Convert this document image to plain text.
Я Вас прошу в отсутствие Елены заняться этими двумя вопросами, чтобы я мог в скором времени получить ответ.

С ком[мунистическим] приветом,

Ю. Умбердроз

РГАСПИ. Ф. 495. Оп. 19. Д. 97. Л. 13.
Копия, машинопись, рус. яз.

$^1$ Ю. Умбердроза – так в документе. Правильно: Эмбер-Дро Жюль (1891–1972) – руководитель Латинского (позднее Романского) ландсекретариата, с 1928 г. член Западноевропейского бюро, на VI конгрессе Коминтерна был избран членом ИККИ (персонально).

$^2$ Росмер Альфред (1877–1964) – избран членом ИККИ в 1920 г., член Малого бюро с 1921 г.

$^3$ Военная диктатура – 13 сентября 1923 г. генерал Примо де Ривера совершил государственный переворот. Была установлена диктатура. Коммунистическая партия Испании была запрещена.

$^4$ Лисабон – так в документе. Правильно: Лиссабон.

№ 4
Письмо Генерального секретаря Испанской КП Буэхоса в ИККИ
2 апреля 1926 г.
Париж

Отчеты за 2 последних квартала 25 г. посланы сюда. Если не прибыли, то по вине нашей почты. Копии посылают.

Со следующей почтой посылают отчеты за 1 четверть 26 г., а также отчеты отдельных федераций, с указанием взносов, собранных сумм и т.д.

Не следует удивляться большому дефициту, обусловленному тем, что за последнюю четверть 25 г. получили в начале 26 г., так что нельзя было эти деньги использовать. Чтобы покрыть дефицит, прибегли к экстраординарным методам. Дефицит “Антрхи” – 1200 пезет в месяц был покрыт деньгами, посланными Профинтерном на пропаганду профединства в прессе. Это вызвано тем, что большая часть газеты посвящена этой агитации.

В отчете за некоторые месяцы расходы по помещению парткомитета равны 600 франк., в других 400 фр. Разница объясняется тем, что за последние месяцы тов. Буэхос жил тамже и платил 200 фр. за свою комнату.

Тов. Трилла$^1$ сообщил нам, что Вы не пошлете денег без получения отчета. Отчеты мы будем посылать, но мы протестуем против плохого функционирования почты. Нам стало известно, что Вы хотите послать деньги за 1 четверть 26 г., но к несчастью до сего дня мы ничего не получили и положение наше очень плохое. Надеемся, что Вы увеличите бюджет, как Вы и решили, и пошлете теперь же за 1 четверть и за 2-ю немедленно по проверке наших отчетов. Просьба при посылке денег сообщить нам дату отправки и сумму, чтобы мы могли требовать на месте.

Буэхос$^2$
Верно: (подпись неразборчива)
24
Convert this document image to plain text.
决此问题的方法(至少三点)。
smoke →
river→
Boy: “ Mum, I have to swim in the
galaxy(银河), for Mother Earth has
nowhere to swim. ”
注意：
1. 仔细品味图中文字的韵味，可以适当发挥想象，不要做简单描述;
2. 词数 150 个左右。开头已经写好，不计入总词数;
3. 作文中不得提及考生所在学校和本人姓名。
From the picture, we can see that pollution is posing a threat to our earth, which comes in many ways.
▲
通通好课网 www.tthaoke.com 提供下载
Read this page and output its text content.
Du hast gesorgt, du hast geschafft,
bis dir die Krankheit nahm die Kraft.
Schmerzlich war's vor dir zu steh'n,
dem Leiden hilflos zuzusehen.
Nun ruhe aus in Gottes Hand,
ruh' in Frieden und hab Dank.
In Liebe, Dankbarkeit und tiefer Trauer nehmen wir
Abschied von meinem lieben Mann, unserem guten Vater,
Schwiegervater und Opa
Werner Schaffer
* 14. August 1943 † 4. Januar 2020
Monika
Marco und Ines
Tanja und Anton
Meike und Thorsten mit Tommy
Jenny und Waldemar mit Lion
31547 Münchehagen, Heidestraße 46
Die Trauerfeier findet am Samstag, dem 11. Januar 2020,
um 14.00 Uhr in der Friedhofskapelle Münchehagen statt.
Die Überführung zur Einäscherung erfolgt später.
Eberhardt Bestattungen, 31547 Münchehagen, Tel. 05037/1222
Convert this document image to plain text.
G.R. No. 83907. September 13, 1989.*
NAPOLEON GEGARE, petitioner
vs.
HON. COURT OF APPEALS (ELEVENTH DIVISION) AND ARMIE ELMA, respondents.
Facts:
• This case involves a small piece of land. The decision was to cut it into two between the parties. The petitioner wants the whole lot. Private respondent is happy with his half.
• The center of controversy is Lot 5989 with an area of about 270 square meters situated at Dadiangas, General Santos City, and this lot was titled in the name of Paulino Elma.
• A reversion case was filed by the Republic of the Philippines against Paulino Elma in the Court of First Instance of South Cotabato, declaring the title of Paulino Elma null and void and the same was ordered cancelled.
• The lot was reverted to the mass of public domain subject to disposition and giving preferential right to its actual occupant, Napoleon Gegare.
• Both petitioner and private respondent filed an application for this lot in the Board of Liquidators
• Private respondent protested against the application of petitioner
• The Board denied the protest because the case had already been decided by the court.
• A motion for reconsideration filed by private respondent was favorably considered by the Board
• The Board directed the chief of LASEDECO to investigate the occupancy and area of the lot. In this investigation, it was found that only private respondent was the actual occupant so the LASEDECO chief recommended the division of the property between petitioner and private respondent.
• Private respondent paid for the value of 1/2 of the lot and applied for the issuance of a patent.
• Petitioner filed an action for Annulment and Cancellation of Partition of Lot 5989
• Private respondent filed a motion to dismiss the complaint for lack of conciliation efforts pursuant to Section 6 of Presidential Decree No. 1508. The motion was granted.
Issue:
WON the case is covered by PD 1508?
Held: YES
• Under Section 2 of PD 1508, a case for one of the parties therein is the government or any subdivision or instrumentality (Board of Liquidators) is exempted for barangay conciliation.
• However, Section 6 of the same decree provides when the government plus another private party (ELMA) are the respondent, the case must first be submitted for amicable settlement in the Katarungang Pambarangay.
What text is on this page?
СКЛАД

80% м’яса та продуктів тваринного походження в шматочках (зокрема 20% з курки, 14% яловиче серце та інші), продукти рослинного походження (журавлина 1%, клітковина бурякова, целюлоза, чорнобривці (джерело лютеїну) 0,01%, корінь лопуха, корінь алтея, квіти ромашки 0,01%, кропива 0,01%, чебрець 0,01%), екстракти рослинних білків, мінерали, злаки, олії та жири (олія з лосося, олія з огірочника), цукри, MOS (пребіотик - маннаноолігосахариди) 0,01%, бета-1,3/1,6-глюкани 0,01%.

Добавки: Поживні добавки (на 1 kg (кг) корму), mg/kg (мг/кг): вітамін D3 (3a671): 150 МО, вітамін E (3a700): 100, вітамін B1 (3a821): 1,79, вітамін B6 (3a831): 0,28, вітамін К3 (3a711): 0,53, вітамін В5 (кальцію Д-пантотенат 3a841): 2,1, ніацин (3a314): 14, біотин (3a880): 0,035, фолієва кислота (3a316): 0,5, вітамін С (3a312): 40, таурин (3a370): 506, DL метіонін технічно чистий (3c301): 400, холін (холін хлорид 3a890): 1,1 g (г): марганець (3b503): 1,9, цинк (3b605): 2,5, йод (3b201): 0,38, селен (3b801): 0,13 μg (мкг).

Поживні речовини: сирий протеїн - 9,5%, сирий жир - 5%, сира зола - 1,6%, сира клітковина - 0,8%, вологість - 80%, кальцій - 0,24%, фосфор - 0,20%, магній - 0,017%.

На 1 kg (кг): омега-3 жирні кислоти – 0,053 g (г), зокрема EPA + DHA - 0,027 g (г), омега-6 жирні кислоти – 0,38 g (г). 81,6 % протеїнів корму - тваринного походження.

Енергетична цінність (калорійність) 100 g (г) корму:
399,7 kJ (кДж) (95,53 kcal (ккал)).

......

Task requirements — Each line above that holds the string "Поживні" should be copied and shown.

Answer to this exercise —
Добавки: Поживні добавки (на 1 kg (кг) корму), mg/kg (мг/кг): вітамін D3 (3a671): 150 МО, вітамін E (3a700): 100, вітамін B1 (3a821): 1,79, вітамін B6 (3a831): 0,28, вітамін К3 (3a711): 0,53, вітамін В5 (кальцію Д-пантотенат 3a841): 2,1, ніацин (3a314): 14, біотин (3a880): 0,035, фолієва кислота (3a316): 0,5, вітамін С (3a312): 40, таурин (3a370): 506, DL метіонін технічно чистий (3c301): 400, холін (холін хлорид 3a890): 1,1 g (г): марганець (3b503): 1,9, цинк (3b605): 2,5, йод (3b201): 0,38, селен (3b801): 0,13 μg (мкг).
Поживні речовини: сирий протеїн - 9,5%, сирий жир - 5%, сира зола - 1,6%, сира клітковина - 0,8%, вологість - 80%, кальцій - 0,24%, фосфор - 0,20%, магній - 0,017%.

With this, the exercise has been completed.